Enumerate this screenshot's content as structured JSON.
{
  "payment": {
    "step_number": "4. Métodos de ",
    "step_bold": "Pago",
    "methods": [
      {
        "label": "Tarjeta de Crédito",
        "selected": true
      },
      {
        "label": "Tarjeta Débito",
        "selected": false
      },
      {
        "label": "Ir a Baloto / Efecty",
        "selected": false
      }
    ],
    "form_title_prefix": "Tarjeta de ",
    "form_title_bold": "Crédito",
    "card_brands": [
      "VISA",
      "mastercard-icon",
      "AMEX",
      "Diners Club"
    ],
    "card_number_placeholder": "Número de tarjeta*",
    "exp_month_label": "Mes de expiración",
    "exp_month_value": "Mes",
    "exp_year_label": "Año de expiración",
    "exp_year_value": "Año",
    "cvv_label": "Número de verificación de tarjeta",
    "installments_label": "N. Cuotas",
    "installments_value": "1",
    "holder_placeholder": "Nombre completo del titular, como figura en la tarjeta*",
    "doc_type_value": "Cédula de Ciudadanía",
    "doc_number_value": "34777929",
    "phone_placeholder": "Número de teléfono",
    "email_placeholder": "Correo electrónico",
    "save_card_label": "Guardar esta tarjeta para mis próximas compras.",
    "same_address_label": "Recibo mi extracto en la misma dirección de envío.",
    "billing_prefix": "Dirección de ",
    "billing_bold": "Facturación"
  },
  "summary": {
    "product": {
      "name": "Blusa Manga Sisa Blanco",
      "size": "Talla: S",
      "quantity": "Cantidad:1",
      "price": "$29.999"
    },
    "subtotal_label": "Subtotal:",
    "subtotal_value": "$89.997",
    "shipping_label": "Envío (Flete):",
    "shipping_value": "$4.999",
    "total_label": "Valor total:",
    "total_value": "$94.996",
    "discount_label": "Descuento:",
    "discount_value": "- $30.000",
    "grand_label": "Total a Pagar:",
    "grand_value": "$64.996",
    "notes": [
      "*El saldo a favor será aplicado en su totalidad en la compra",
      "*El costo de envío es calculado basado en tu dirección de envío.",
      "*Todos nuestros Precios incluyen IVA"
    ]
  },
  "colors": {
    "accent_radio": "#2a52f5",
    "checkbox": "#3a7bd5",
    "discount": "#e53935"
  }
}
========
Each line must be given again exactly as written above.

Enumerate this screenshot's content as structured JSON.
{
  "payment": {
    "step_number": "4. Métodos de ",
    "step_bold": "Pago",
    "methods": [
      {
        "label": "Tarjeta de Crédito",
        "selected": true
      },
      {
        "label": "Tarjeta Débito",
        "selected": false
      },
      {
        "label": "Ir a Baloto / Efecty",
        "selected": false
      }
    ],
    "form_title_prefix": "Tarjeta de ",
    "form_title_bold": "Crédito",
    "card_brands": [
      "VISA",
      "mastercard-icon",
      "AMEX",
      "Diners Club"
    ],
    "card_number_placeholder": "Número de tarjeta*",
    "exp_month_label": "Mes de expiración",
    "exp_month_value": "Mes",
    "exp_year_label": "Año de expiración",
    "exp_year_value": "Año",
    "cvv_label": "Número de verificación de tarjeta",
    "installments_label": "N. Cuotas",
    "installments_value": "1",
    "holder_placeholder": "Nombre completo del titular, como figura en la tarjeta*",
    "doc_type_value": "Cédula de Ciudadanía",
    "doc_number_value": "34777929",
    "phone_placeholder": "Número de teléfono",
    "email_placeholder": "Correo electrónico",
    "save_card_label": "Guardar esta tarjeta para mis próximas compras.",
    "same_address_label": "Recibo mi extracto en la misma dirección de envío.",
    "billing_prefix": "Dirección de ",
    "billing_bold": "Facturación"
  },
  "summary": {
    "product": {
      "name": "Blusa Manga Sisa Blanco",
      "size": "Talla: S",
      "quantity": "Cantidad:1",
      "price": "$29.999"
    },
    "subtotal_label": "Subtotal:",
    "subtotal_value": "$89.997",
    "shipping_label": "Envío (Flete):",
    "shipping_value": "$4.999",
    "total_label": "Valor total:",
    "total_value": "$94.996",
    "discount_label": "Descuento:",
    "discount_value": "- $30.000",
    "grand_label": "Total a Pagar:",
    "grand_value": "$64.996",
    "notes": [
      "*El saldo a favor será aplicado en su totalidad en la compra",
      "*El costo de envío es calculado basado en tu dirección de envío.",
      "*Todos nuestros Precios incluyen IVA"
    ]
  },
  "colors": {
    "accent_radio": "#2a52f5",
    "checkbox": "#3a7bd5",
    "discount": "#e53935"
  }
}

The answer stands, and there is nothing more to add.